==== The input ====

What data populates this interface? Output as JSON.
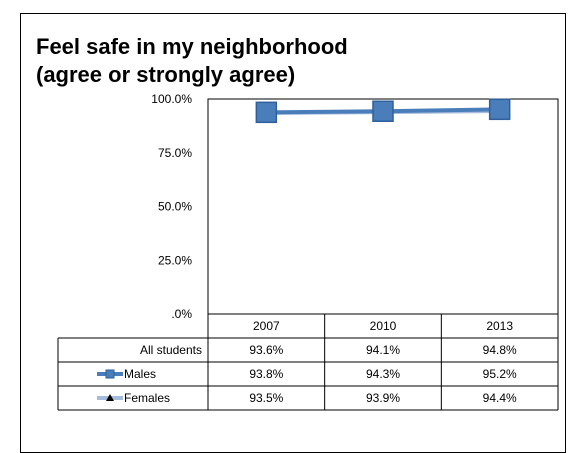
{
  "chart_data": {
    "type": "line",
    "title": "Feel safe in my neighborhood",
    "subtitle": "(agree or strongly agree)",
    "categories": [
      "2007",
      "2010",
      "2013"
    ],
    "y_ticks": [
      "100.0%",
      "75.0%",
      "50.0%",
      "25.0%",
      ".0%"
    ],
    "ylim": [
      0,
      100
    ],
    "series": [
      {
        "name": "All students",
        "values": [
          93.6,
          94.1,
          94.8
        ],
        "labels": [
          "93.6%",
          "94.1%",
          "94.8%"
        ],
        "plotted": false
      },
      {
        "name": "Males",
        "values": [
          93.8,
          94.3,
          95.2
        ],
        "labels": [
          "93.8%",
          "94.3%",
          "95.2%"
        ],
        "plotted": true,
        "color": "#4a7ebb",
        "marker": "square"
      },
      {
        "name": "Females",
        "values": [
          93.5,
          93.9,
          94.4
        ],
        "labels": [
          "93.5%",
          "93.9%",
          "94.4%"
        ],
        "plotted": true,
        "color": "#a6bcdc",
        "marker": "triangle"
      }
    ],
    "grid": false,
    "legend": "data-table"
  }
}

====

# What is needed:
Except for the pictures, print the data above exactly.

# Exercise output:
What data populates this interface? Output as JSON.
{
  "chart_data": {
    "type": "line",
    "title": "Feel safe in my neighborhood",
    "subtitle": "(agree or strongly agree)",
    "categories": [
      "2007",
      "2010",
      "2013"
    ],
    "y_ticks": [
      "100.0%",
      "75.0%",
      "50.0%",
      "25.0%",
      ".0%"
    ],
    "ylim": [
      0,
      100
    ],
    "series": [
      {
        "name": "All students",
        "values": [
          93.6,
          94.1,
          94.8
        ],
        "labels": [
          "93.6%",
          "94.1%",
          "94.8%"
        ],
        "plotted": false
      },
      {
        "name": "Males",
        "values": [
          93.8,
          94.3,
          95.2
        ],
        "labels": [
          "93.8%",
          "94.3%",
          "95.2%"
        ],
        "plotted": true,
        "color": "#4a7ebb",
        "marker": "square"
      },
      {
        "name": "Females",
        "values": [
          93.5,
          93.9,
          94.4
        ],
        "labels": [
          "93.5%",
          "93.9%",
          "94.4%"
        ],
        "plotted": true,
        "color": "#a6bcdc",
        "marker": "triangle"
      }
    ],
    "grid": false,
    "legend": "data-table"
  }
}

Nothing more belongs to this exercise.